EXERCISE DETAILS:
All lines featuring the string "optimum" are to be listed.

Stored entries:
----

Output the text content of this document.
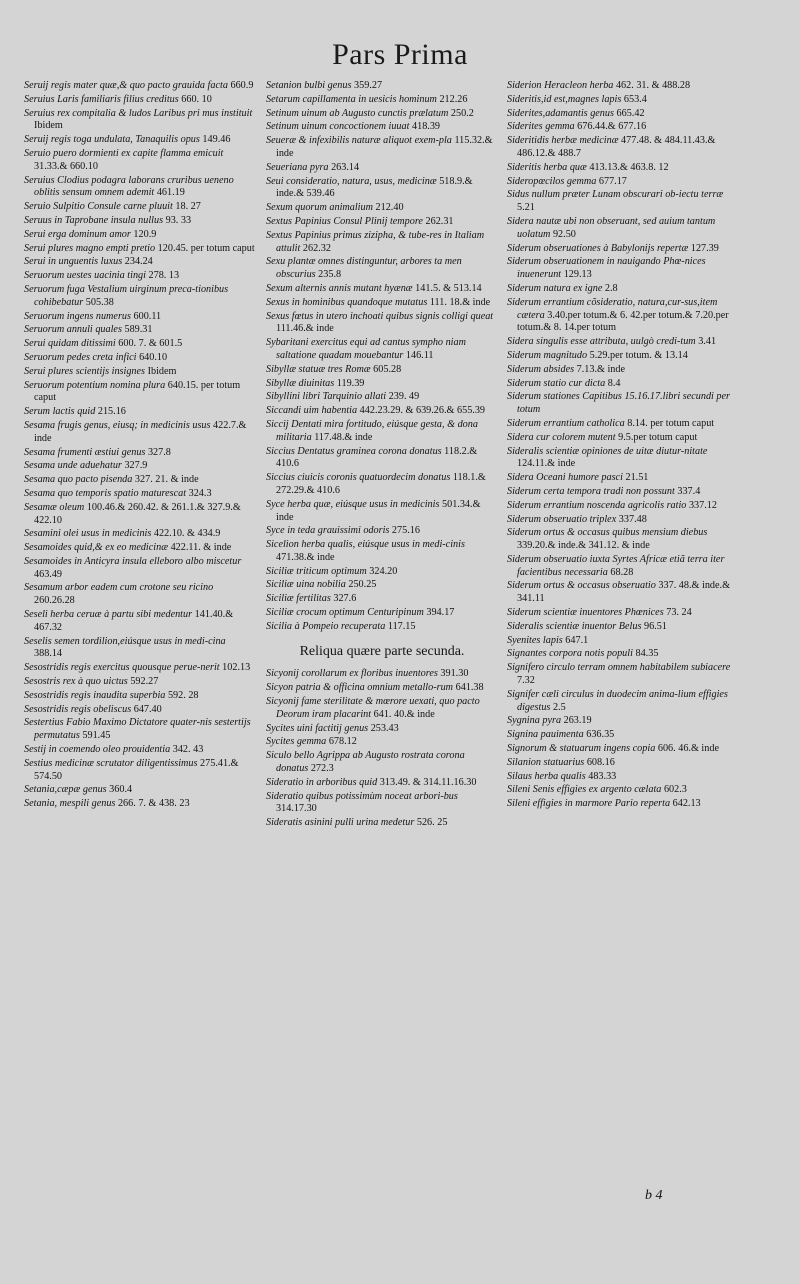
Pars Prima
Seruij regis mater quæ,& quo pacto grauida facta 660.9
Seruius Laris familiaris filius creditus 660. 10
Seruius rex compitalia & ludos Laribus pri mus instituit Ibidem
Seruij regis toga undulata, Tanaquilis opus 149.46
Seruio puero dormienti ex capite flamma emicuit 31.33.& 660.10
Seruius Clodius podagra laborans cruribus ueneno oblitis sensum omnem ademit 461.19
Seruio Sulpitio Consule carne pluuit 18. 27
Seruus in Taprobane insula nullus 93. 33
Serui erga dominum amor 120.9
Serui plures magno empti pretio 120.45. per totum caput
Serui in unguentis luxus 234.24
Seruorum uestes uacinia tingi 278. 13
Seruorum fuga Vestalium uirginum preca-tionibus cohibebatur 505.38
Seruorum ingens numerus 600.11
Seruorum annuli quales 589.31
Serui quidam ditissimi 600. 7. & 601.5
Seruorum pedes creta infici 640.10
Serui plures scientijs insignes Ibidem
Seruorum potentium nomina plura 640.15. per totum caput
Serum lactis quid 215.16
Sesama frugis genus, eiusq; in medicinis usus 422.7.& inde
Sesama frumenti æstiui genus 327.8
Sesama unde aduehatur 327.9
Sesama quo pacto pisenda 327. 21. & inde
Sesama quo temporis spatio maturescat 324.3
Sesamæ oleum 100.46.& 260.42. & 261.1.& 327.9.& 422.10
Sesamini olei usus in medicinis 422.10. & 434.9
Sesamoides quid,& ex eo medicinæ 422.11. & inde
Sesamoides in Anticyra insula elleboro albo miscetur 463.49
Sesamum arbor eadem cum crotone seu ricino 260.26.28
Seseli herba ceruæ à partu sibi medentur 141.40.& 467.32
Seselis semen tordilion,eiúsque usus in medi-cina 388.14
Sesostridis regis exercitus quousque perue-nerit 102.13
Sesostris rex à quo uictus 592.27
Sesostridis regis inaudita superbia 592. 28
Sesostridis regis obeliscus 647.40
Sestertius Fabio Maximo Dictatore quater-nis sestertijs permutatus 591.45
Sestij in coemendo oleo prouidentia 342. 43
Sestius medicinæ scrutator diligentissimus 275.41.& 574.50
Setania,cæpæ genus 360.4
Setania, mespili genus 266. 7. & 438. 23
Setanion bulbi genus 359.27
Setarum capillamenta in uesicis hominum 212.26
Setinum uinum ab Augusto cunctis prælatum 250.2
Setinum uinum concoctionem iuuat 418.39
Seueræ & infexibilis naturæ aliquot exem-pla 115.32.& inde
Seueriana pyra 263.14
Seui consideratio, natura, usus, medicinæ 518.9.& inde.& 539.46
Sexum quorum animalium 212.40
Sextus Papinius Consul Plinij tempore 262.31
Sextus Papinius primus zizipha, & tube-res in Italiam attulit 262.32
Sexu plantæ omnes distinguntur, arbores ta men obscurius 235.8
Sexum alternis annis mutant hyænæ 141.5. & 513.14
Sexus in hominibus quandoque mutatus 111. 18.& inde
Sexus fœtus in utero inchoati quibus signis colligi queat 111.46.& inde
Sybaritani exercitus equi ad cantus sympho niam saltatione quadam mouebantur 146.11
Sibyllæ statuæ tres Romæ 605.28
Sibyllæ diuinitas 119.39
Sibyllini libri Tarquinio allati 239. 49
Siccandi uim habentia 442.23.29. & 639.26.& 655.39
Siccij Dentati mira fortitudo, eiúsque gesta, & dona militaria 117.48.& inde
Siccius Dentatus graminea corona donatus 118.2.& 410.6
Siccius ciuicis coronis quatuordecim donatus 118.1.& 272.29.& 410.6
Syce herba quæ, eiúsque usus in medicinis 501.34.& inde
Syce in teda grauissimi odoris 275.16
Sicelion herba qualis, eiúsque usus in medi-cinis 471.38.& inde
Siciliæ triticum optimum 324.20
Siciliæ uina nobilia 250.25
Siciliæ fertilitas 327.6
Siciliæ crocum optimum Centuripinum 394.17
Sicilia à Pompeio recuperata 117.15
Reliqua quære parte secunda.
Sicyonij corollarum ex floribus inuentores 391.30
Sicyon patria & officina omnium metallo-rum 641.38
Sicyonij fame sterilitate & mœrore uexati, quo pacto Deorum iram placarint 641. 40.& inde
Sycites uini factitij genus 253.43
Sycites gemma 678.12
Siculo bello Agrippa ab Augusto rostrata corona donatus 272.3
Sideratio in arboribus quid 313.49. & 314.11.16.30
Sideratio quibus potissimùm noceat arbori-bus 314.17.30
Sideratis asinini pulli urina medetur 526. 25
Siderion Heracleon herba 462. 31. & 488.28
Sideritis,id est,magnes lapis 653.4
Siderites,adamantis genus 665.42
Siderites gemma 676.44.& 677.16
Sideritidis herbæ medicinæ 477.48. & 484.11.43.& 486.12.& 488.7
Sideritis herba quæ 413.13.& 463.8. 12
Sideropœcilos gemma 677.17
Sidus nullum præter Lunam obscurari ob-iectu terræ 5.21
Sidera nautæ ubi non obseruant, sed auium tantum uolatum 92.50
Siderum obseruationes à Babylonijs repertæ 127.39
Siderum obseruationem in nauigando Phœ-nices inuenerunt 129.13
Siderum natura ex igne 2.8
Siderum errantium cõsideratio, natura,cur-sus,item cætera 3.40.per totum.& 6. 42.per totum.& 7.20.per totum.& 8. 14.per totum
Sidera singulis esse attributa, uulgò credi-tum 3.41
Siderum magnitudo 5.29.per totum. & 13.14
Siderum absides 7.13.& inde
Siderum statio cur dicta 8.4
Siderum stationes Capitibus 15.16.17.libri secundi per totum
Siderum errantium catholica 8.14. per totum caput
Sidera cur colorem mutent 9.5.per totum caput
Sideralis scientiæ opiniones de uitæ diutur-nitate 124.11.& inde
Sidera Oceani humore pasci 21.51
Siderum certa tempora tradi non possunt 337.4
Siderum errantium noscenda agricolis ratio 337.12
Siderum obseruatio triplex 337.48
Siderum ortus & occasus quibus mensium diebus 339.20.& inde.& 341.12. & inde
Siderum obseruatio iuxta Syrtes Africæ etiã terra iter facientibus necessaria 68.28
Siderum ortus & occasus obseruatio 337. 48.& inde.& 341.11
Siderum scientiæ inuentores Phœnices 73. 24
Sideralis scientiæ inuentor Belus 96.51
Syenites lapis 647.1
Signantes corpora notis populi 84.35
Signifero circulo terram omnem habitabilem subiacere 7.32
Signifer cæli circulus in duodecim anima-lium effigies digestus 2.5
Sygnina pyra 263.19
Signina pauimenta 636.35
Signorum & statuarum ingens copia 606. 46.& inde
Silanion statuarius 608.16
Silaus herba qualis 483.33
Sileni Senis effigies ex argento cælata 602.3
Sileni effigies in marmore Pario reperta 642.13
b 4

----

EXERCISE SOLUTION:
Siciliæ triticum optimum 324.20
Siciliæ crocum optimum Centuripinum 394.17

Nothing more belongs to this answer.